> **WHAT YOU NEED TO DO**:
Print every record below exactly as written.
## BEGIN TASK DATA
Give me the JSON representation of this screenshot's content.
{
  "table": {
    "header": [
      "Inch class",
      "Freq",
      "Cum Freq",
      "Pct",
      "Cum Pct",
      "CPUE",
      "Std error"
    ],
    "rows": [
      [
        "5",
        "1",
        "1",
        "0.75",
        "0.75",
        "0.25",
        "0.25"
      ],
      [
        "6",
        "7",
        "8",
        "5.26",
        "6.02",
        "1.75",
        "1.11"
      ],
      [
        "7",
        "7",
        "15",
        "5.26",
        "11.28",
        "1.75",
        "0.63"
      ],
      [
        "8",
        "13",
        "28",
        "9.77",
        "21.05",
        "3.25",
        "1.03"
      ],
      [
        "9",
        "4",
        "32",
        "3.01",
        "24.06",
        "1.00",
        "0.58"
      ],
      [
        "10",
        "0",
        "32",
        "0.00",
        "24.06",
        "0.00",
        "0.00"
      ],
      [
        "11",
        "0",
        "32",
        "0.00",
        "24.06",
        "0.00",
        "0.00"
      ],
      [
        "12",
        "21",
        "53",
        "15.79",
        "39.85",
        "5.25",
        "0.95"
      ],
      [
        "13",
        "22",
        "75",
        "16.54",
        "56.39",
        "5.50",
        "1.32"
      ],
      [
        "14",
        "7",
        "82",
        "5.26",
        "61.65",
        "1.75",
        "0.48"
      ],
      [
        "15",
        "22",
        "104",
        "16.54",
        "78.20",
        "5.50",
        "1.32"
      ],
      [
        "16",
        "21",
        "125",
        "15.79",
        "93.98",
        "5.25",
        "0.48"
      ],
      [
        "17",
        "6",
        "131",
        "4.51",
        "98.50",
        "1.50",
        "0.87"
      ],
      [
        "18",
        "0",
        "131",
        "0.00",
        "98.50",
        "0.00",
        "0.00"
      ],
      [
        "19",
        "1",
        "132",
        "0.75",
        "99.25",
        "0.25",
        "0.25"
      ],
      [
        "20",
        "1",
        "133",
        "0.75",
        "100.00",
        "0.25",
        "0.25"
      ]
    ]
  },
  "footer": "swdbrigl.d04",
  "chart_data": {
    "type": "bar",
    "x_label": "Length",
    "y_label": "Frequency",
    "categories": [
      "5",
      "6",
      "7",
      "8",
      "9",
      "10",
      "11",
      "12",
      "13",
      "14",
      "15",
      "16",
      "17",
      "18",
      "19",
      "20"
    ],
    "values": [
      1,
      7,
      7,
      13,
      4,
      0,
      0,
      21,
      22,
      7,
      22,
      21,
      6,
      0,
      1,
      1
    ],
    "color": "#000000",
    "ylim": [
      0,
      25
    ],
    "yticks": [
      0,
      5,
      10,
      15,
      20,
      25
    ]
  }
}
## END TASK DATA
> **EXERCISE SOLUTION**:
Give me the JSON representation of this screenshot's content.
{
  "table": {
    "header": [
      "Inch class",
      "Freq",
      "Cum Freq",
      "Pct",
      "Cum Pct",
      "CPUE",
      "Std error"
    ],
    "rows": [
      [
        "5",
        "1",
        "1",
        "0.75",
        "0.75",
        "0.25",
        "0.25"
      ],
      [
        "6",
        "7",
        "8",
        "5.26",
        "6.02",
        "1.75",
        "1.11"
      ],
      [
        "7",
        "7",
        "15",
        "5.26",
        "11.28",
        "1.75",
        "0.63"
      ],
      [
        "8",
        "13",
        "28",
        "9.77",
        "21.05",
        "3.25",
        "1.03"
      ],
      [
        "9",
        "4",
        "32",
        "3.01",
        "24.06",
        "1.00",
        "0.58"
      ],
      [
        "10",
        "0",
        "32",
        "0.00",
        "24.06",
        "0.00",
        "0.00"
      ],
      [
        "11",
        "0",
        "32",
        "0.00",
        "24.06",
        "0.00",
        "0.00"
      ],
      [
        "12",
        "21",
        "53",
        "15.79",
        "39.85",
        "5.25",
        "0.95"
      ],
      [
        "13",
        "22",
        "75",
        "16.54",
        "56.39",
        "5.50",
        "1.32"
      ],
      [
        "14",
        "7",
        "82",
        "5.26",
        "61.65",
        "1.75",
        "0.48"
      ],
      [
        "15",
        "22",
        "104",
        "16.54",
        "78.20",
        "5.50",
        "1.32"
      ],
      [
        "16",
        "21",
        "125",
        "15.79",
        "93.98",
        "5.25",
        "0.48"
      ],
      [
        "17",
        "6",
        "131",
        "4.51",
        "98.50",
        "1.50",
        "0.87"
      ],
      [
        "18",
        "0",
        "131",
        "0.00",
        "98.50",
        "0.00",
        "0.00"
      ],
      [
        "19",
        "1",
        "132",
        "0.75",
        "99.25",
        "0.25",
        "0.25"
      ],
      [
        "20",
        "1",
        "133",
        "0.75",
        "100.00",
        "0.25",
        "0.25"
      ]
    ]
  },
  "footer": "swdbrigl.d04",
  "chart_data": {
    "type": "bar",
    "x_label": "Length",
    "y_label": "Frequency",
    "categories": [
      "5",
      "6",
      "7",
      "8",
      "9",
      "10",
      "11",
      "12",
      "13",
      "14",
      "15",
      "16",
      "17",
      "18",
      "19",
      "20"
    ],
    "values": [
      1,
      7,
      7,
      13,
      4,
      0,
      0,
      21,
      22,
      7,
      22,
      21,
      6,
      0,
      1,
      1
    ],
    "color": "#000000",
    "ylim": [
      0,
      25
    ],
    "yticks": [
      0,
      5,
      10,
      15,
      20,
      25
    ]
  }
}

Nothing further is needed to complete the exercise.